_Raw records_:
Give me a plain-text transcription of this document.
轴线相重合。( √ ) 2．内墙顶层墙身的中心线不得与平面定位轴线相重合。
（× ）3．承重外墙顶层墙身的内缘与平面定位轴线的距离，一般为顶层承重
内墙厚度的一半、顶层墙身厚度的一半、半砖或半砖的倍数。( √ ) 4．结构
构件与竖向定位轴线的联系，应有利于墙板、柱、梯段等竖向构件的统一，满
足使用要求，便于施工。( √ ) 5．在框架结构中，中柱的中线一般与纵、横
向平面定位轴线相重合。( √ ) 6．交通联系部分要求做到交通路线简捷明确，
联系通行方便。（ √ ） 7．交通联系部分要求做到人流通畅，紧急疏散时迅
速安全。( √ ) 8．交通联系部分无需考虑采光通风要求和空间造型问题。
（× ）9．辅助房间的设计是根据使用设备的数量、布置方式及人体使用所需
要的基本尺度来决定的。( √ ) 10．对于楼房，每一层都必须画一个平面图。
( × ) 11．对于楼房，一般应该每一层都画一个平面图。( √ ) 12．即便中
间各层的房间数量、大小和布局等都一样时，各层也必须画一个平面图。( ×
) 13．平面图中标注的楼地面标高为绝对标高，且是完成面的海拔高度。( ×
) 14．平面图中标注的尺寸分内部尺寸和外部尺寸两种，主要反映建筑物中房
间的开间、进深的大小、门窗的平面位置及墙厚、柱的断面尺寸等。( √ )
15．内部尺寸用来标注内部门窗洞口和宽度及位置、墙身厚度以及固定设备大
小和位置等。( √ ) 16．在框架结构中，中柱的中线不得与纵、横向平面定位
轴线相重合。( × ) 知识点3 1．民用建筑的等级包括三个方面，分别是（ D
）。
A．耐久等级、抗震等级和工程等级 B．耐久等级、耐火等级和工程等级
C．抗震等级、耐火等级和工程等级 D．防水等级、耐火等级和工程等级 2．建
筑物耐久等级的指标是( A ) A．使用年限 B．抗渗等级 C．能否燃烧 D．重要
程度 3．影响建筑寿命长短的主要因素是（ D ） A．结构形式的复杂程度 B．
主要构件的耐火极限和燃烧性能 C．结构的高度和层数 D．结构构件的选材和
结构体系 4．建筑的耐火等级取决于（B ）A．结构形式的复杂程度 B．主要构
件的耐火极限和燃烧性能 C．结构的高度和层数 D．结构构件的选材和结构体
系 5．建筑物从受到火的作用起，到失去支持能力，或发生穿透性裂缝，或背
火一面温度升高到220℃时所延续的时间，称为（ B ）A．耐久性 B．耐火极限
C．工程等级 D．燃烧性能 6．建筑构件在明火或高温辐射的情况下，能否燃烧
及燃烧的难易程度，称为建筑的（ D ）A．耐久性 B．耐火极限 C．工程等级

_What is required_: Restate the data above word for word.

_Result for this task_:
Give me a plain-text transcription of this document.
轴线相重合。( √ ) 2．内墙顶层墙身的中心线不得与平面定位轴线相重合。
（× ）3．承重外墙顶层墙身的内缘与平面定位轴线的距离，一般为顶层承重
内墙厚度的一半、顶层墙身厚度的一半、半砖或半砖的倍数。( √ ) 4．结构
构件与竖向定位轴线的联系，应有利于墙板、柱、梯段等竖向构件的统一，满
足使用要求，便于施工。( √ ) 5．在框架结构中，中柱的中线一般与纵、横
向平面定位轴线相重合。( √ ) 6．交通联系部分要求做到交通路线简捷明确，
联系通行方便。（ √ ） 7．交通联系部分要求做到人流通畅，紧急疏散时迅
速安全。( √ ) 8．交通联系部分无需考虑采光通风要求和空间造型问题。
（× ）9．辅助房间的设计是根据使用设备的数量、布置方式及人体使用所需
要的基本尺度来决定的。( √ ) 10．对于楼房，每一层都必须画一个平面图。
( × ) 11．对于楼房，一般应该每一层都画一个平面图。( √ ) 12．即便中
间各层的房间数量、大小和布局等都一样时，各层也必须画一个平面图。( ×
) 13．平面图中标注的楼地面标高为绝对标高，且是完成面的海拔高度。( ×
) 14．平面图中标注的尺寸分内部尺寸和外部尺寸两种，主要反映建筑物中房
间的开间、进深的大小、门窗的平面位置及墙厚、柱的断面尺寸等。( √ )
15．内部尺寸用来标注内部门窗洞口和宽度及位置、墙身厚度以及固定设备大
小和位置等。( √ ) 16．在框架结构中，中柱的中线不得与纵、横向平面定位
轴线相重合。( × ) 知识点3 1．民用建筑的等级包括三个方面，分别是（ D
）。
A．耐久等级、抗震等级和工程等级 B．耐久等级、耐火等级和工程等级
C．抗震等级、耐火等级和工程等级 D．防水等级、耐火等级和工程等级 2．建
筑物耐久等级的指标是( A ) A．使用年限 B．抗渗等级 C．能否燃烧 D．重要
程度 3．影响建筑寿命长短的主要因素是（ D ） A．结构形式的复杂程度 B．
主要构件的耐火极限和燃烧性能 C．结构的高度和层数 D．结构构件的选材和
结构体系 4．建筑的耐火等级取决于（B ）A．结构形式的复杂程度 B．主要构
件的耐火极限和燃烧性能 C．结构的高度和层数 D．结构构件的选材和结构体
系 5．建筑物从受到火的作用起，到失去支持能力，或发生穿透性裂缝，或背
火一面温度升高到220℃时所延续的时间，称为（ B ）A．耐久性 B．耐火极限
C．工程等级 D．燃烧性能 6．建筑构件在明火或高温辐射的情况下，能否燃烧
及燃烧的难易程度，称为建筑的（ D ）A．耐久性 B．耐火极限 C．工程等级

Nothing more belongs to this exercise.